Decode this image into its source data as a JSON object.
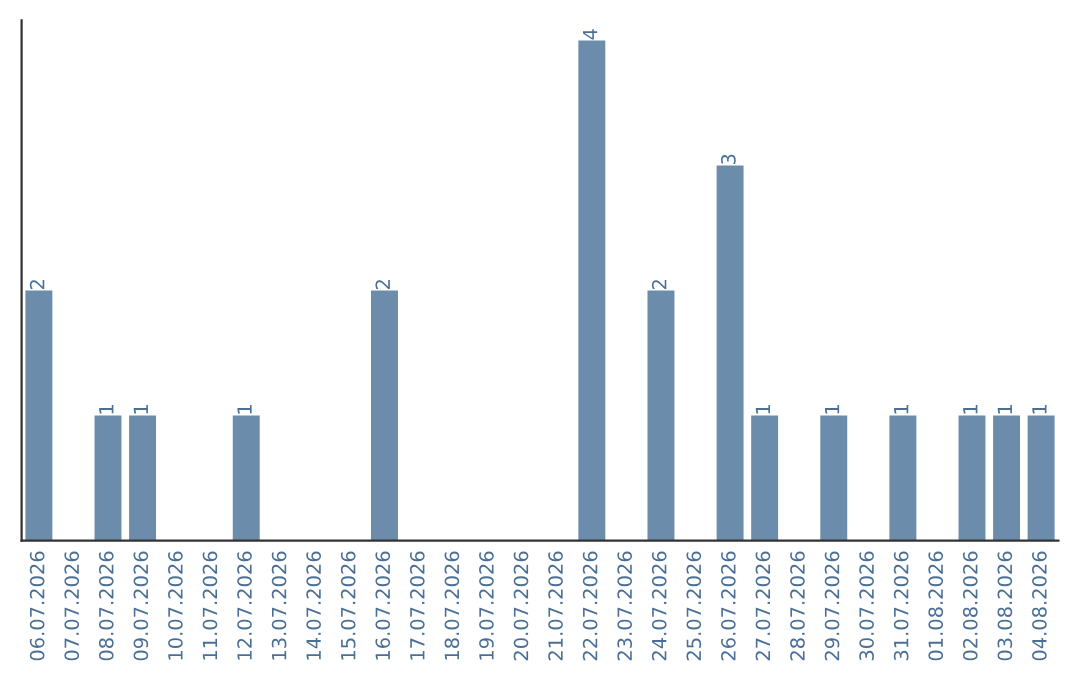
{
  "chart_data": {
    "type": "bar",
    "categories": [
      "06.07.2026",
      "07.07.2026",
      "08.07.2026",
      "09.07.2026",
      "10.07.2026",
      "11.07.2026",
      "12.07.2026",
      "13.07.2026",
      "14.07.2026",
      "15.07.2026",
      "16.07.2026",
      "17.07.2026",
      "18.07.2026",
      "19.07.2026",
      "20.07.2026",
      "21.07.2026",
      "22.07.2026",
      "23.07.2026",
      "24.07.2026",
      "25.07.2026",
      "26.07.2026",
      "27.07.2026",
      "28.07.2026",
      "29.07.2026",
      "30.07.2026",
      "31.07.2026",
      "01.08.2026",
      "02.08.2026",
      "03.08.2026",
      "04.08.2026"
    ],
    "values": [
      2,
      0,
      1,
      1,
      0,
      0,
      1,
      0,
      0,
      0,
      2,
      0,
      0,
      0,
      0,
      0,
      4,
      0,
      2,
      0,
      3,
      1,
      0,
      1,
      0,
      1,
      0,
      1,
      1,
      1
    ],
    "value_labels": [
      "2",
      null,
      "1",
      "1",
      null,
      null,
      "1",
      null,
      null,
      null,
      "2",
      null,
      null,
      null,
      null,
      null,
      "4",
      null,
      "2",
      null,
      "3",
      "1",
      null,
      "1",
      null,
      "1",
      null,
      "1",
      "1",
      "1"
    ],
    "color": "#6b8cab",
    "tick_labels": "x",
    "grid": false,
    "legend": false
  }
}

——————————

#### PROBLEM REQUIREMENTS:
Print out the whole of the material word for word, without pictures.

#### TASK SOLUTION:
Decode this image into its source data as a JSON object.
{
  "chart_data": {
    "type": "bar",
    "categories": [
      "06.07.2026",
      "07.07.2026",
      "08.07.2026",
      "09.07.2026",
      "10.07.2026",
      "11.07.2026",
      "12.07.2026",
      "13.07.2026",
      "14.07.2026",
      "15.07.2026",
      "16.07.2026",
      "17.07.2026",
      "18.07.2026",
      "19.07.2026",
      "20.07.2026",
      "21.07.2026",
      "22.07.2026",
      "23.07.2026",
      "24.07.2026",
      "25.07.2026",
      "26.07.2026",
      "27.07.2026",
      "28.07.2026",
      "29.07.2026",
      "30.07.2026",
      "31.07.2026",
      "01.08.2026",
      "02.08.2026",
      "03.08.2026",
      "04.08.2026"
    ],
    "values": [
      2,
      0,
      1,
      1,
      0,
      0,
      1,
      0,
      0,
      0,
      2,
      0,
      0,
      0,
      0,
      0,
      4,
      0,
      2,
      0,
      3,
      1,
      0,
      1,
      0,
      1,
      0,
      1,
      1,
      1
    ],
    "value_labels": [
      "2",
      null,
      "1",
      "1",
      null,
      null,
      "1",
      null,
      null,
      null,
      "2",
      null,
      null,
      null,
      null,
      null,
      "4",
      null,
      "2",
      null,
      "3",
      "1",
      null,
      "1",
      null,
      "1",
      null,
      "1",
      "1",
      "1"
    ],
    "color": "#6b8cab",
    "tick_labels": "x",
    "grid": false,
    "legend": false
  }
}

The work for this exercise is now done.